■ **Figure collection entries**
━━━━━━

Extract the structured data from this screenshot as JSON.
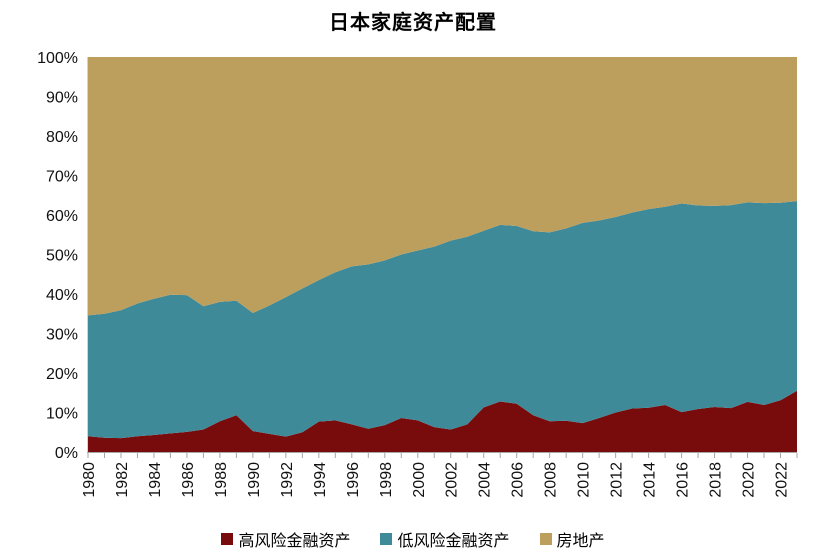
{
  "chart_data": {
    "type": "area",
    "stacked": true,
    "title": "日本家庭资产配置",
    "unit": "%",
    "ylim": [
      0,
      100
    ],
    "grid": false,
    "legend_position": "bottom",
    "x": [
      1980,
      1981,
      1982,
      1983,
      1984,
      1985,
      1986,
      1987,
      1988,
      1989,
      1990,
      1991,
      1992,
      1993,
      1994,
      1995,
      1996,
      1997,
      1998,
      1999,
      2000,
      2001,
      2002,
      2003,
      2004,
      2005,
      2006,
      2007,
      2008,
      2009,
      2010,
      2011,
      2012,
      2013,
      2014,
      2015,
      2016,
      2017,
      2018,
      2019,
      2020,
      2021,
      2022,
      2023
    ],
    "x_axis": {
      "tick_labels": [
        "1980",
        "1982",
        "1984",
        "1986",
        "1988",
        "1990",
        "1992",
        "1994",
        "1996",
        "1998",
        "2000",
        "2002",
        "2004",
        "2006",
        "2008",
        "2010",
        "2012",
        "2014",
        "2016",
        "2018",
        "2020",
        "2022"
      ]
    },
    "y_axis": {
      "tick_labels": [
        "0%",
        "10%",
        "20%",
        "30%",
        "40%",
        "50%",
        "60%",
        "70%",
        "80%",
        "90%",
        "100%"
      ],
      "tick_values": [
        0,
        10,
        20,
        30,
        40,
        50,
        60,
        70,
        80,
        90,
        100
      ]
    },
    "series": [
      {
        "id": "high-risk-financial-assets",
        "name": "高风险金融资产",
        "color": "#780C0C",
        "values": [
          4.0,
          3.6,
          3.5,
          4.0,
          4.3,
          4.7,
          5.1,
          5.7,
          7.8,
          9.3,
          5.3,
          4.6,
          3.9,
          5.0,
          7.7,
          8.0,
          7.0,
          5.9,
          6.8,
          8.6,
          8.0,
          6.3,
          5.7,
          7.0,
          11.3,
          12.8,
          12.2,
          9.3,
          7.8,
          7.9,
          7.3,
          8.6,
          10.0,
          11.0,
          11.2,
          11.9,
          10.1,
          10.9,
          11.4,
          11.1,
          12.7,
          11.9,
          13.1,
          15.5
        ]
      },
      {
        "id": "low-risk-financial-assets",
        "name": "低风险金融资产",
        "color": "#3E8A99",
        "values": [
          30.6,
          31.4,
          32.4,
          33.6,
          34.5,
          35.1,
          34.6,
          31.2,
          30.2,
          29.0,
          29.9,
          32.5,
          35.3,
          36.4,
          35.8,
          37.5,
          40.0,
          41.6,
          41.7,
          41.4,
          43.0,
          45.7,
          47.8,
          47.5,
          44.7,
          44.7,
          45.0,
          46.6,
          47.8,
          48.7,
          50.7,
          50.0,
          49.5,
          49.6,
          50.3,
          50.2,
          52.8,
          51.5,
          50.9,
          51.4,
          50.5,
          51.1,
          50.0,
          48.0
        ]
      },
      {
        "id": "real-estate",
        "name": "房地产",
        "color": "#BC9E5D",
        "values": [
          65.4,
          65.0,
          64.1,
          62.4,
          61.2,
          60.2,
          60.3,
          63.1,
          62.0,
          61.7,
          64.8,
          62.9,
          60.8,
          58.6,
          56.5,
          54.5,
          53.0,
          52.5,
          51.5,
          50.0,
          49.0,
          48.0,
          46.5,
          45.5,
          44.0,
          42.5,
          42.8,
          44.1,
          44.4,
          43.4,
          42.0,
          41.4,
          40.5,
          39.4,
          38.5,
          37.9,
          37.1,
          37.6,
          37.7,
          37.5,
          36.8,
          37.0,
          36.9,
          36.5
        ]
      }
    ],
    "axis_color": "#A6A6A6"
  }
}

━━━━━━

Go through the entries above and pull out each line with "risk" in it.

        "id": "high-risk-financial-assets",
        "id": "low-risk-financial-assets",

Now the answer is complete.